───── DATA EXTRACT

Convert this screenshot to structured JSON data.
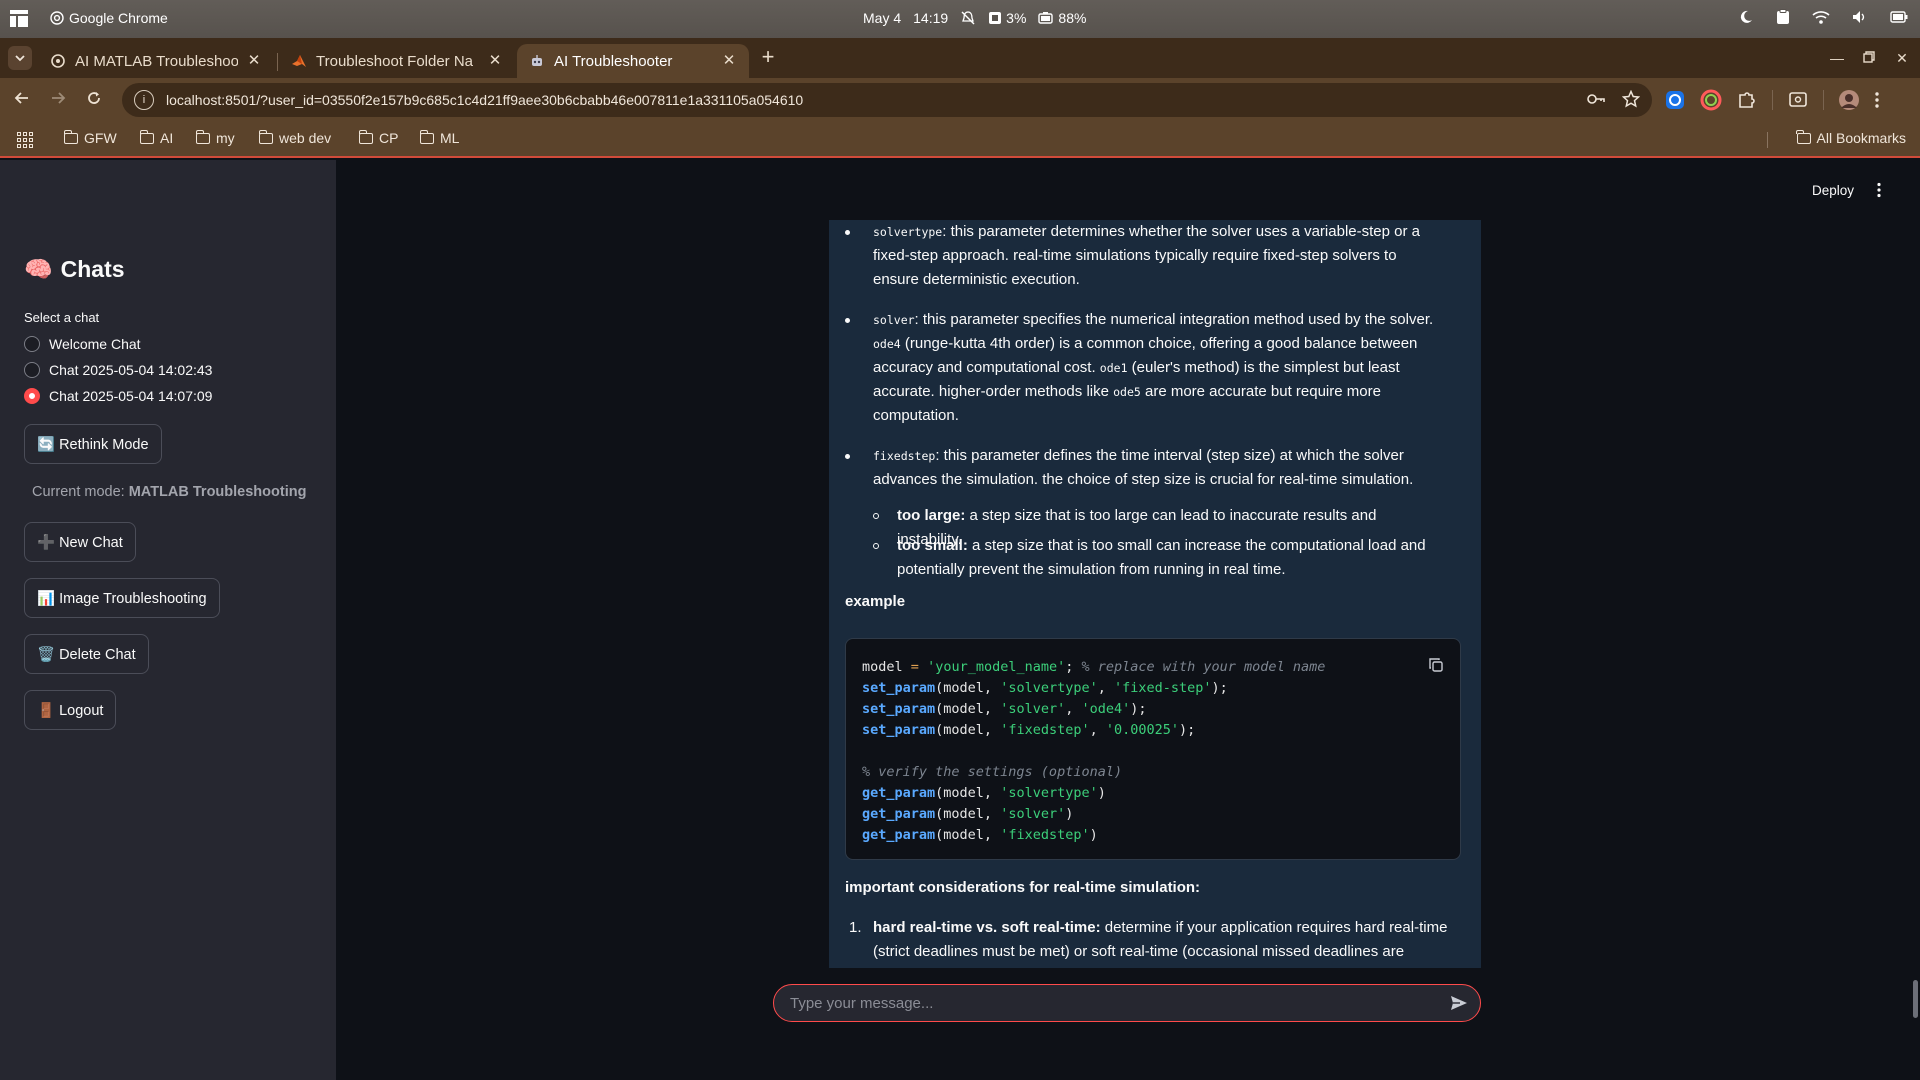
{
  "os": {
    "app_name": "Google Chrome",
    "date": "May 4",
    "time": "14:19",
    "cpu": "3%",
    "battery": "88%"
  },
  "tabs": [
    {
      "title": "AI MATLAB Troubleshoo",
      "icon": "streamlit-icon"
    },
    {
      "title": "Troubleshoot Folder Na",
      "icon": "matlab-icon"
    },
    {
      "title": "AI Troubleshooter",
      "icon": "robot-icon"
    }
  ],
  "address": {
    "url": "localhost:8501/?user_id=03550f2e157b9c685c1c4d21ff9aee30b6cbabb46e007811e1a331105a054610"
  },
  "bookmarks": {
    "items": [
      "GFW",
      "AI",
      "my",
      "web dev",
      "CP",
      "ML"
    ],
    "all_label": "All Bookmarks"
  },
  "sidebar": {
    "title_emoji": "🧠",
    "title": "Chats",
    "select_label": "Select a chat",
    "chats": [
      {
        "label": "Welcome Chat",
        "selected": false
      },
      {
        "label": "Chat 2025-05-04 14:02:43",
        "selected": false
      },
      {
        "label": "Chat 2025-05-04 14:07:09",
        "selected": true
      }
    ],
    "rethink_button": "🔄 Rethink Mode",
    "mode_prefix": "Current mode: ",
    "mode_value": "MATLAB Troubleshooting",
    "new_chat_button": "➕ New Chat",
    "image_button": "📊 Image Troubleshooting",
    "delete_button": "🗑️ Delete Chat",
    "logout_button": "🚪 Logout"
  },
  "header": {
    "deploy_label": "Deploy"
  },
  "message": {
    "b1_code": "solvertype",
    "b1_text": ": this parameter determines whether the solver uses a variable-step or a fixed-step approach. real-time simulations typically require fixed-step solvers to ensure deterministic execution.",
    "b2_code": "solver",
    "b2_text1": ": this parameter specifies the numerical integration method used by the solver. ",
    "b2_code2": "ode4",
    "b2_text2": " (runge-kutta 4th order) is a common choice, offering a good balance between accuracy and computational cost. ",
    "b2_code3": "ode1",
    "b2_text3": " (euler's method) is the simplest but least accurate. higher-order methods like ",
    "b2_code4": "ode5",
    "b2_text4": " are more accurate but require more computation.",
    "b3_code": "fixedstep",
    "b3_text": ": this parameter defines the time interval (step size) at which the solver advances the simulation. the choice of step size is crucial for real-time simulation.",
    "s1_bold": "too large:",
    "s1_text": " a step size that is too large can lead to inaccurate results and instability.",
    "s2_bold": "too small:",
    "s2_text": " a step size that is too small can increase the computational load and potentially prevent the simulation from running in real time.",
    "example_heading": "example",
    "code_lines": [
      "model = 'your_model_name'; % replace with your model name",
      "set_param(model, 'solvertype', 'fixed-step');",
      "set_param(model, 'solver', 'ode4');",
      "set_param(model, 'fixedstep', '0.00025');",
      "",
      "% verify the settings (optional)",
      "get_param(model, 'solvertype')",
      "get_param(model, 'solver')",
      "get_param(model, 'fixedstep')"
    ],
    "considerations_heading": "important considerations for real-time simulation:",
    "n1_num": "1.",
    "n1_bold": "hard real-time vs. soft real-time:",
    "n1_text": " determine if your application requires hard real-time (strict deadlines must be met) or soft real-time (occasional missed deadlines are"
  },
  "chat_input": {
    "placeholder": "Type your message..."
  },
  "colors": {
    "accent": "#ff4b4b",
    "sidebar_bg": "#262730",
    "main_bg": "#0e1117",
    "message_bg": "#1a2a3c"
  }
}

──────────

→ **WHAT YOU ARE ASKED TO DO**
Copy, from the material above, each line in which the string "your" occurs.

→ **CORRECT RESPONSE**
      "model = 'your_model_name'; % replace with your model name",
    "n1_text": " determine if your application requires hard real-time (strict deadlines must be met) or soft real-time (occasional missed deadlines are"
    "placeholder": "Type your message..."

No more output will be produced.